Data entries for graphics

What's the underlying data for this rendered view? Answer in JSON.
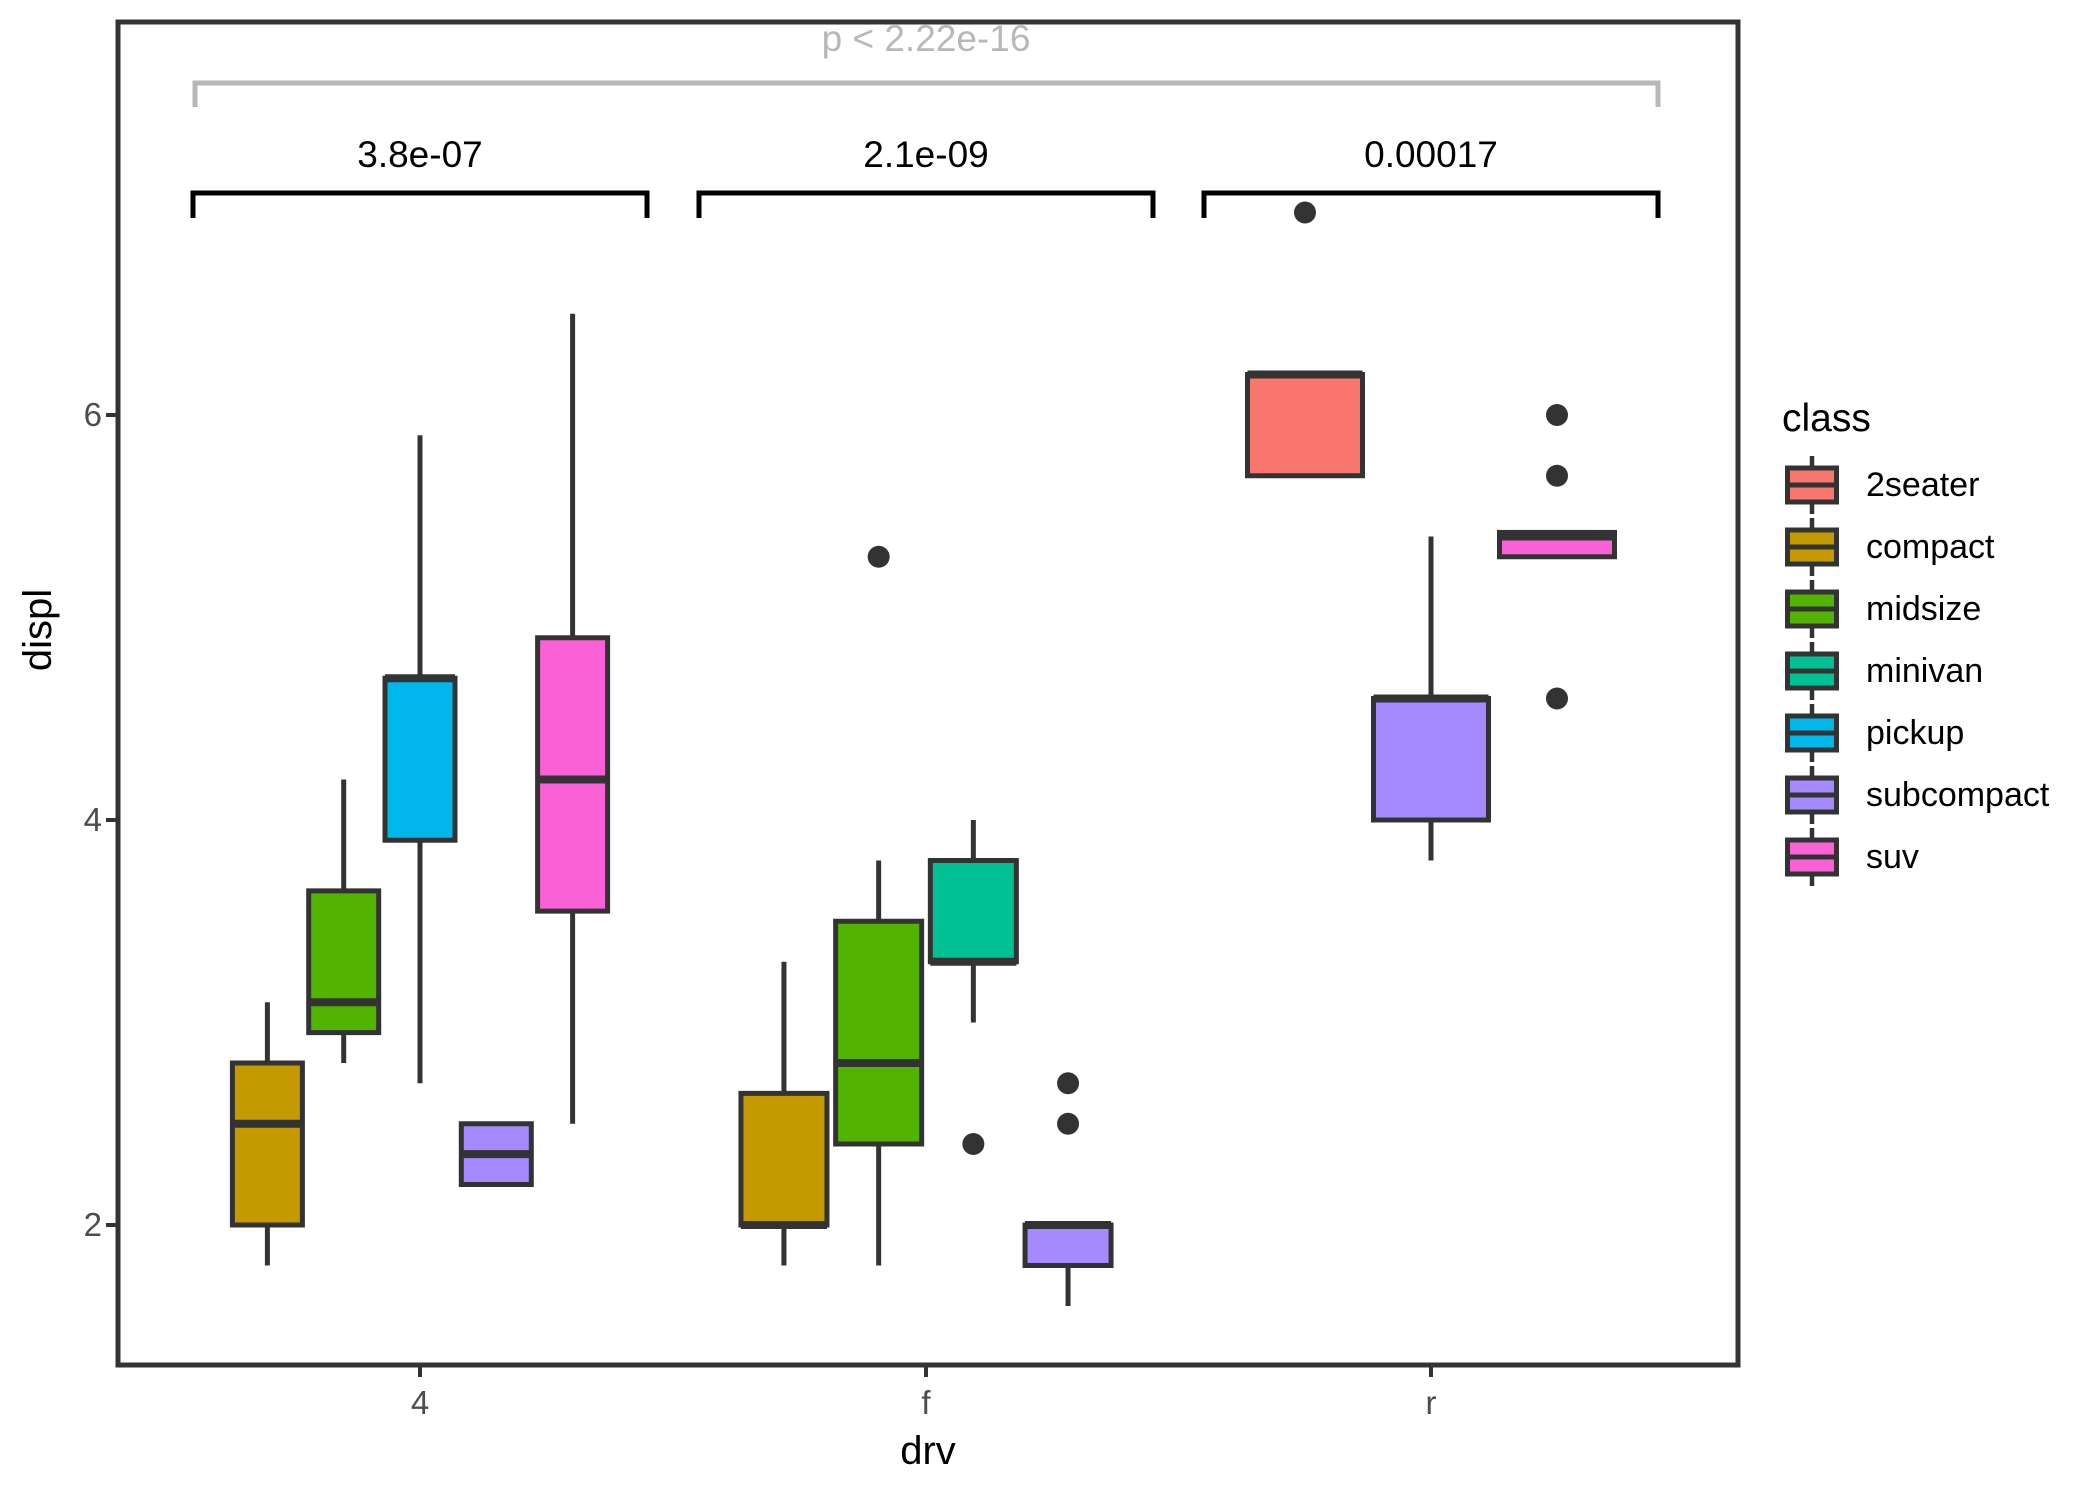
{
  "figure": {
    "kind": "grouped-boxplot",
    "background": "#ffffff",
    "panel_border_color": "#333333"
  },
  "annotations": {
    "global": {
      "label": "p < 2.22e-16",
      "color": "#b8b8b8"
    },
    "groups": [
      {
        "x": "4",
        "label": "3.8e-07"
      },
      {
        "x": "f",
        "label": "2.1e-09"
      },
      {
        "x": "r",
        "label": "0.00017"
      }
    ]
  },
  "axes": {
    "x": {
      "title": "drv",
      "ticks": [
        "4",
        "f",
        "r"
      ]
    },
    "y": {
      "title": "displ",
      "ticks": [
        "2",
        "4",
        "6"
      ],
      "tick_values": [
        2,
        4,
        6
      ]
    }
  },
  "legend": {
    "title": "class",
    "items": [
      {
        "label": "2seater",
        "color": "#F8766D"
      },
      {
        "label": "compact",
        "color": "#C49A00"
      },
      {
        "label": "midsize",
        "color": "#53B400"
      },
      {
        "label": "minivan",
        "color": "#00C094"
      },
      {
        "label": "pickup",
        "color": "#00B6EB"
      },
      {
        "label": "subcompact",
        "color": "#A58AFF"
      },
      {
        "label": "suv",
        "color": "#FB61D7"
      }
    ]
  },
  "chart_data": {
    "type": "boxplot",
    "title": "",
    "xlabel": "drv",
    "ylabel": "displ",
    "x_categories": [
      "4",
      "f",
      "r"
    ],
    "ylim": [
      1.3,
      8.0
    ],
    "y_axis_ticks": [
      2,
      4,
      6
    ],
    "grid": false,
    "legend_title": "class",
    "legend_position": "right",
    "significance": {
      "global": "p < 2.22e-16",
      "per_group": {
        "4": "3.8e-07",
        "f": "2.1e-09",
        "r": "0.00017"
      }
    },
    "groups": [
      {
        "drv": "4",
        "boxes": [
          {
            "class": "compact",
            "color": "#C49A00",
            "whisker_low": 1.8,
            "q1": 2.0,
            "median": 2.5,
            "q3": 2.8,
            "whisker_high": 3.1,
            "outliers": []
          },
          {
            "class": "midsize",
            "color": "#53B400",
            "whisker_low": 2.8,
            "q1": 2.95,
            "median": 3.1,
            "q3": 3.65,
            "whisker_high": 4.2,
            "outliers": []
          },
          {
            "class": "pickup",
            "color": "#00B6EB",
            "whisker_low": 2.7,
            "q1": 3.9,
            "median": 4.7,
            "q3": 4.7,
            "whisker_high": 5.9,
            "outliers": []
          },
          {
            "class": "subcompact",
            "color": "#A58AFF",
            "whisker_low": 2.2,
            "q1": 2.2,
            "median": 2.35,
            "q3": 2.5,
            "whisker_high": 2.5,
            "outliers": []
          },
          {
            "class": "suv",
            "color": "#FB61D7",
            "whisker_low": 2.5,
            "q1": 3.55,
            "median": 4.2,
            "q3": 4.9,
            "whisker_high": 6.5,
            "outliers": []
          }
        ]
      },
      {
        "drv": "f",
        "boxes": [
          {
            "class": "compact",
            "color": "#C49A00",
            "whisker_low": 1.8,
            "q1": 2.0,
            "median": 2.0,
            "q3": 2.65,
            "whisker_high": 3.3,
            "outliers": []
          },
          {
            "class": "midsize",
            "color": "#53B400",
            "whisker_low": 1.8,
            "q1": 2.4,
            "median": 2.8,
            "q3": 3.5,
            "whisker_high": 3.8,
            "outliers": [
              5.3
            ]
          },
          {
            "class": "minivan",
            "color": "#00C094",
            "whisker_low": 3.0,
            "q1": 3.3,
            "median": 3.3,
            "q3": 3.8,
            "whisker_high": 4.0,
            "outliers": [
              2.4
            ]
          },
          {
            "class": "subcompact",
            "color": "#A58AFF",
            "whisker_low": 1.6,
            "q1": 1.8,
            "median": 2.0,
            "q3": 2.0,
            "whisker_high": 2.0,
            "outliers": [
              2.5,
              2.7
            ]
          }
        ]
      },
      {
        "drv": "r",
        "boxes": [
          {
            "class": "2seater",
            "color": "#F8766D",
            "whisker_low": 5.7,
            "q1": 5.7,
            "median": 6.2,
            "q3": 6.2,
            "whisker_high": 6.2,
            "outliers": [
              7.0
            ]
          },
          {
            "class": "subcompact",
            "color": "#A58AFF",
            "whisker_low": 3.8,
            "q1": 4.0,
            "median": 4.6,
            "q3": 4.6,
            "whisker_high": 5.4,
            "outliers": []
          },
          {
            "class": "suv",
            "color": "#FB61D7",
            "whisker_low": 5.3,
            "q1": 5.3,
            "median": 5.4,
            "q3": 5.42,
            "whisker_high": 5.42,
            "outliers": [
              4.6,
              5.7,
              6.0
            ]
          }
        ]
      }
    ]
  }
}
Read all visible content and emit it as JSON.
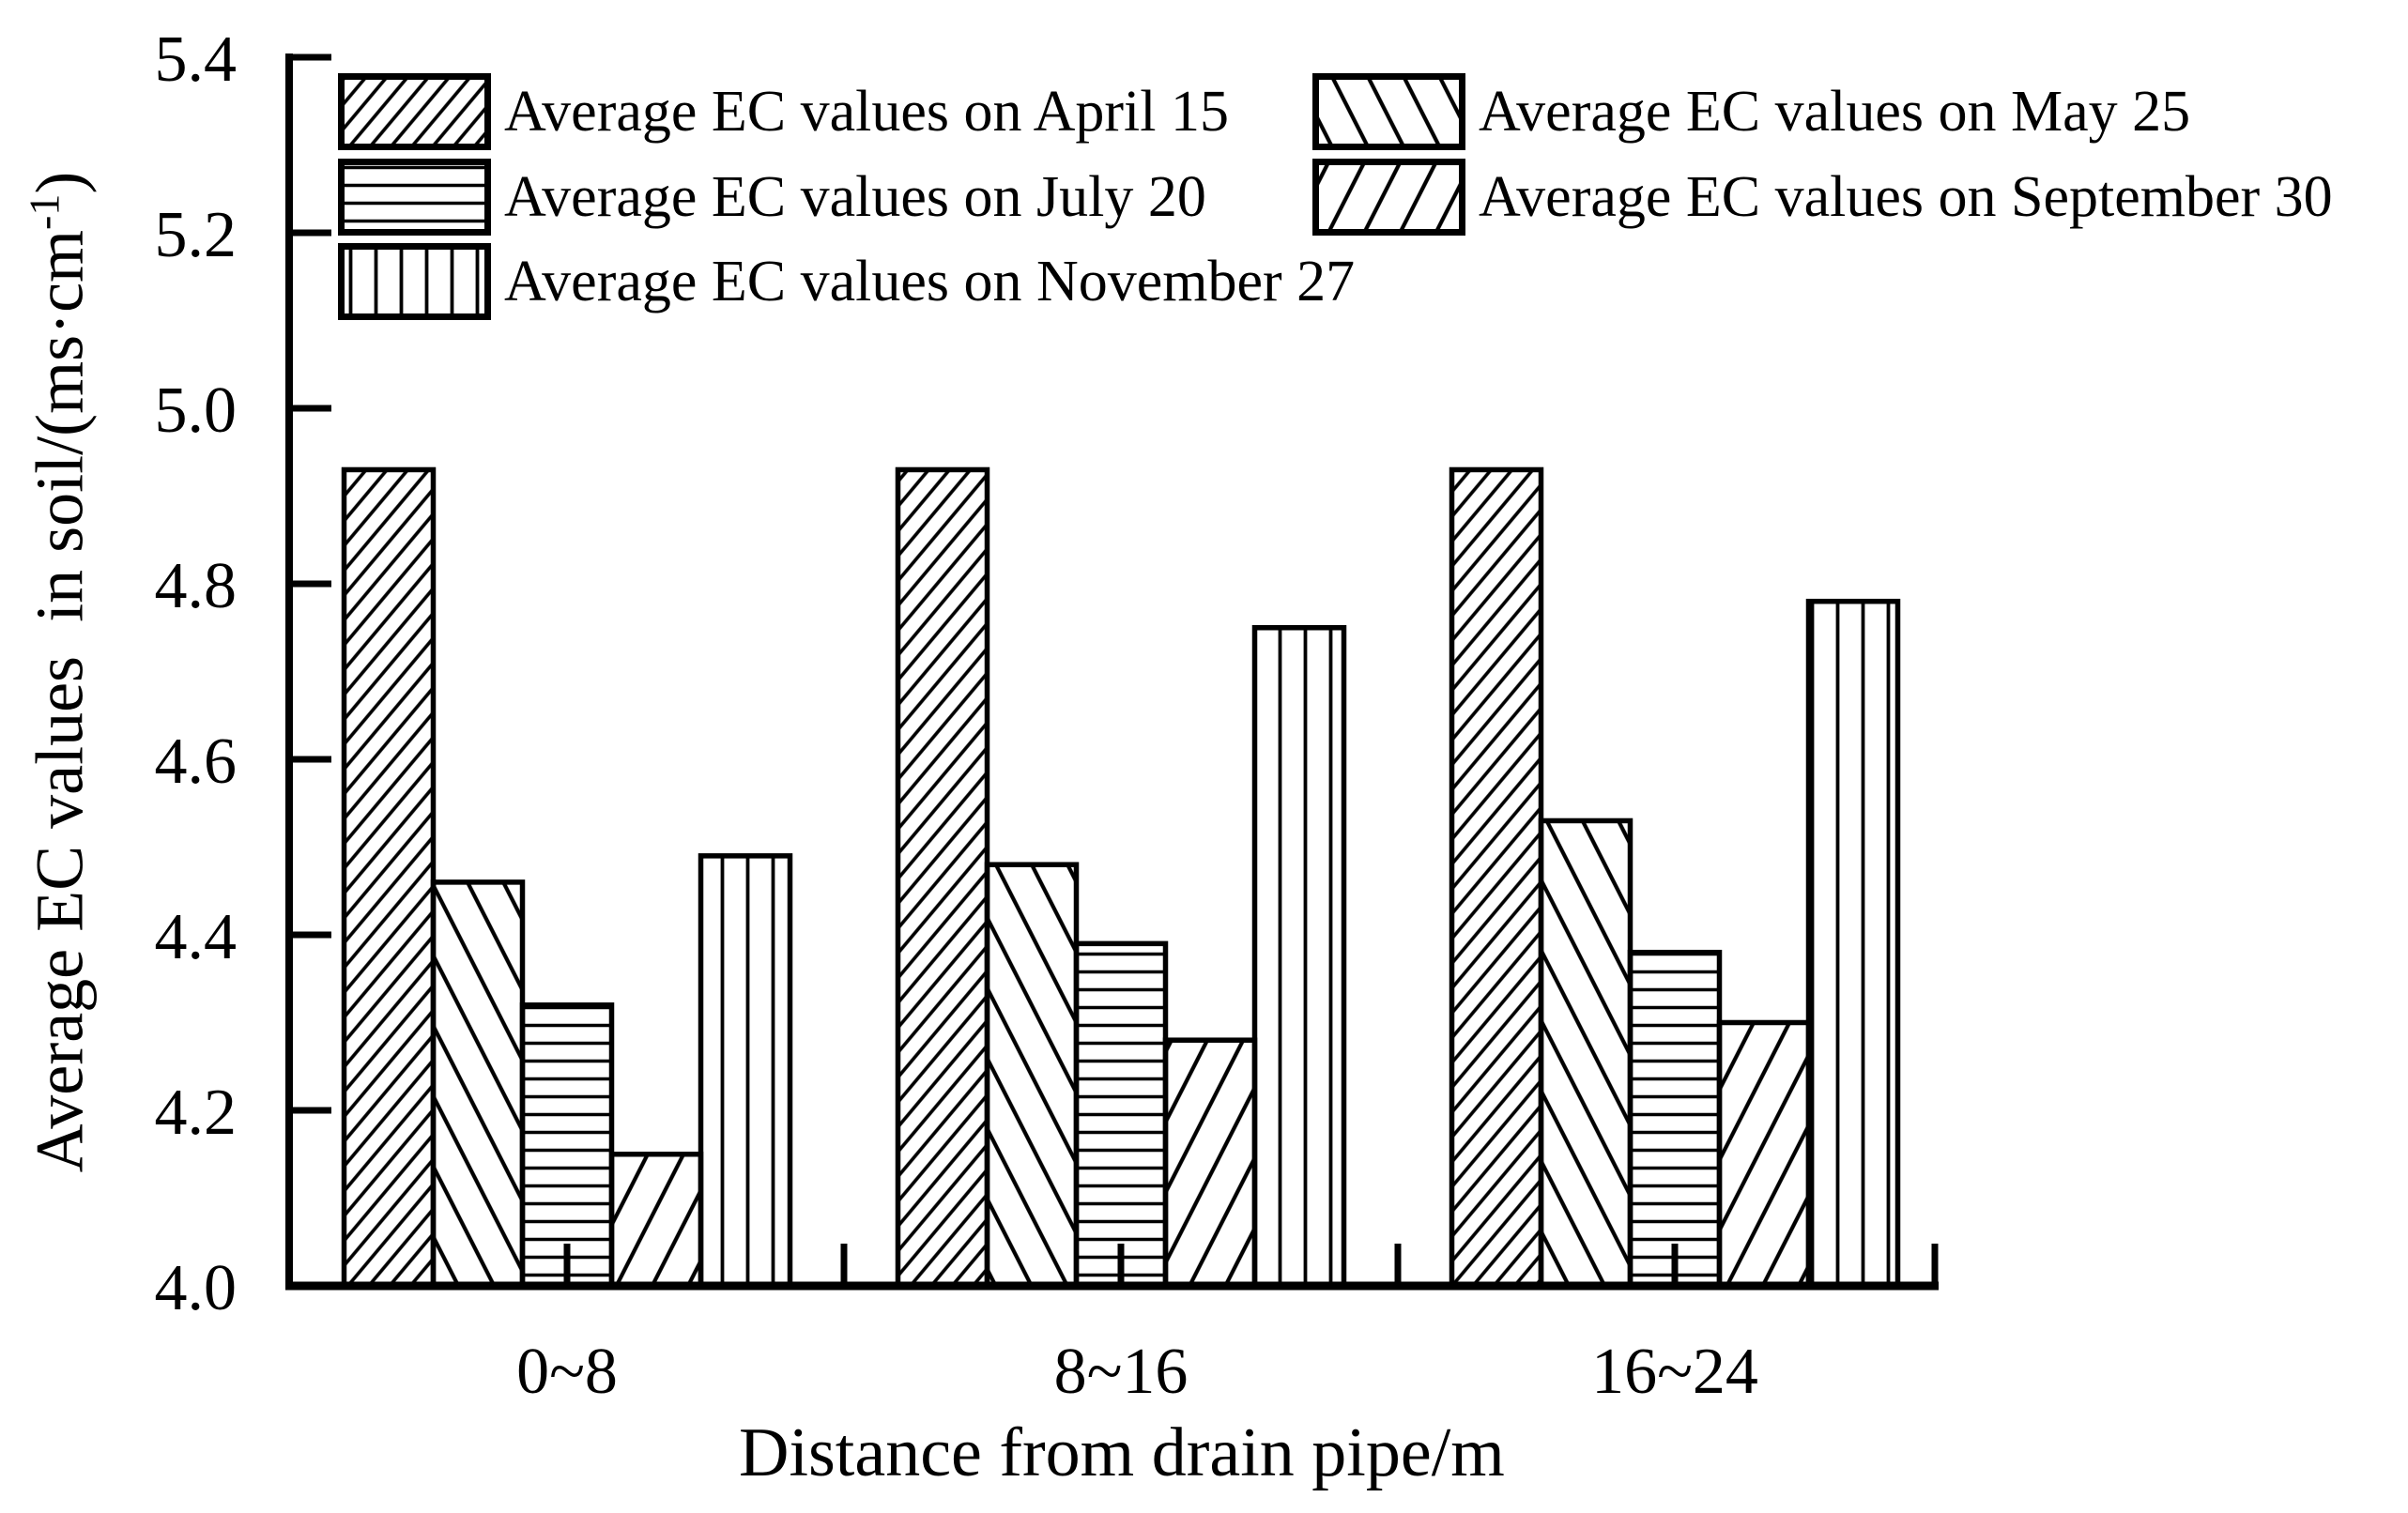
{
  "chart_data": {
    "type": "bar",
    "title": "",
    "xlabel": "Distance from drain pipe/m",
    "ylabel": "Average EC values in soil/(ms·cm⁻¹)",
    "categories": [
      "0~8",
      "8~16",
      "16~24"
    ],
    "series": [
      {
        "name": "Average EC values on April 15",
        "pattern": "diagonal-up-dense",
        "values": [
          4.93,
          4.93,
          4.93
        ]
      },
      {
        "name": "Average EC values on May 25",
        "pattern": "diagonal-down",
        "values": [
          4.46,
          4.48,
          4.53
        ]
      },
      {
        "name": "Average EC values on July 20",
        "pattern": "horizontal",
        "values": [
          4.32,
          4.39,
          4.38
        ]
      },
      {
        "name": "Average EC values on September 30",
        "pattern": "diagonal-up",
        "values": [
          4.15,
          4.28,
          4.3
        ]
      },
      {
        "name": "Average EC values on November 27",
        "pattern": "vertical",
        "values": [
          4.49,
          4.75,
          4.78
        ]
      }
    ],
    "ylim": [
      4.0,
      5.4
    ],
    "yticks": [
      4.0,
      4.2,
      4.4,
      4.6,
      4.8,
      5.0,
      5.2,
      5.4
    ],
    "ytick_labels": [
      "4.0",
      "4.2",
      "4.4",
      "4.6",
      "4.8",
      "5.0",
      "5.2",
      "5.4"
    ],
    "grid": false,
    "legend_position": "top-left, two columns, hatched swatches",
    "bar_color": "white with black hatch patterns",
    "axis_color": "#000000"
  },
  "y_axis": {
    "title_main": "Average EC values  in soil/(ms·cm",
    "title_sup": "-1",
    "title_close": ")"
  },
  "x_axis": {
    "title": "Distance from drain pipe/m",
    "categories": [
      "0~8",
      "8~16",
      "16~24"
    ]
  },
  "legend": {
    "items": [
      {
        "label": "Average EC values on April 15",
        "pattern": "diagonal-up-dense"
      },
      {
        "label": "Average EC values on May 25",
        "pattern": "diagonal-down"
      },
      {
        "label": "Average EC values on July 20",
        "pattern": "horizontal"
      },
      {
        "label": "Average EC values on September 30",
        "pattern": "diagonal-up"
      },
      {
        "label": "Average EC values on November 27",
        "pattern": "vertical"
      }
    ]
  }
}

■ **WHAT TO WORK ON**: Select every line of the material above holding the word "JSON" and copy it.

■ **THE REPLY**:
What's the underlying data for this rendered view? Answer in JSON.
Read all visible content and emit it as JSON.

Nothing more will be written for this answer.